DATA FOR THIS TASK>
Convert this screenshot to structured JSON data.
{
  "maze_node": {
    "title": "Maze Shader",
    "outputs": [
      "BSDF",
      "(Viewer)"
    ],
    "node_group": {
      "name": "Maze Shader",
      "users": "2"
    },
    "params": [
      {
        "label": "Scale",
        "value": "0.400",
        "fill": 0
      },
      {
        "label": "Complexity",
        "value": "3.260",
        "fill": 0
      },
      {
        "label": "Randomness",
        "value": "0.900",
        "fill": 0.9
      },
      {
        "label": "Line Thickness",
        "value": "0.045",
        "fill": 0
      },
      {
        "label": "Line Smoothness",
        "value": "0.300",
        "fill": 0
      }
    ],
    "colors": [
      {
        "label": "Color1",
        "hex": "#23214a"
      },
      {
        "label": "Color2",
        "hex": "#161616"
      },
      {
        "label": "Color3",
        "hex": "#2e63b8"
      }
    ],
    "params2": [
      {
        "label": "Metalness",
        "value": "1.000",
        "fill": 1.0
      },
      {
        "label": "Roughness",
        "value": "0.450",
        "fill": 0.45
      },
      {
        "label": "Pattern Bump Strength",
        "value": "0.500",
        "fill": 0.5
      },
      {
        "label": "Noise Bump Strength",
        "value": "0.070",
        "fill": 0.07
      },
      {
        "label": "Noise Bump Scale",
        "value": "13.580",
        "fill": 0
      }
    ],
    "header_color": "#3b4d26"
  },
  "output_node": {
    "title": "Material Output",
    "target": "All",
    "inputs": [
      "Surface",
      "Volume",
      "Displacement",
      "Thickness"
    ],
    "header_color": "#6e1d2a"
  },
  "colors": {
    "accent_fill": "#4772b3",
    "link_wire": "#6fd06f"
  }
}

AIM OF THE EXERCISE>
Please reproduce the entire listing, exactly as shown.

EXERCISE OUTPUT>
Convert this screenshot to structured JSON data.
{
  "maze_node": {
    "title": "Maze Shader",
    "outputs": [
      "BSDF",
      "(Viewer)"
    ],
    "node_group": {
      "name": "Maze Shader",
      "users": "2"
    },
    "params": [
      {
        "label": "Scale",
        "value": "0.400",
        "fill": 0
      },
      {
        "label": "Complexity",
        "value": "3.260",
        "fill": 0
      },
      {
        "label": "Randomness",
        "value": "0.900",
        "fill": 0.9
      },
      {
        "label": "Line Thickness",
        "value": "0.045",
        "fill": 0
      },
      {
        "label": "Line Smoothness",
        "value": "0.300",
        "fill": 0
      }
    ],
    "colors": [
      {
        "label": "Color1",
        "hex": "#23214a"
      },
      {
        "label": "Color2",
        "hex": "#161616"
      },
      {
        "label": "Color3",
        "hex": "#2e63b8"
      }
    ],
    "params2": [
      {
        "label": "Metalness",
        "value": "1.000",
        "fill": 1.0
      },
      {
        "label": "Roughness",
        "value": "0.450",
        "fill": 0.45
      },
      {
        "label": "Pattern Bump Strength",
        "value": "0.500",
        "fill": 0.5
      },
      {
        "label": "Noise Bump Strength",
        "value": "0.070",
        "fill": 0.07
      },
      {
        "label": "Noise Bump Scale",
        "value": "13.580",
        "fill": 0
      }
    ],
    "header_color": "#3b4d26"
  },
  "output_node": {
    "title": "Material Output",
    "target": "All",
    "inputs": [
      "Surface",
      "Volume",
      "Displacement",
      "Thickness"
    ],
    "header_color": "#6e1d2a"
  },
  "colors": {
    "accent_fill": "#4772b3",
    "link_wire": "#6fd06f"
  }
}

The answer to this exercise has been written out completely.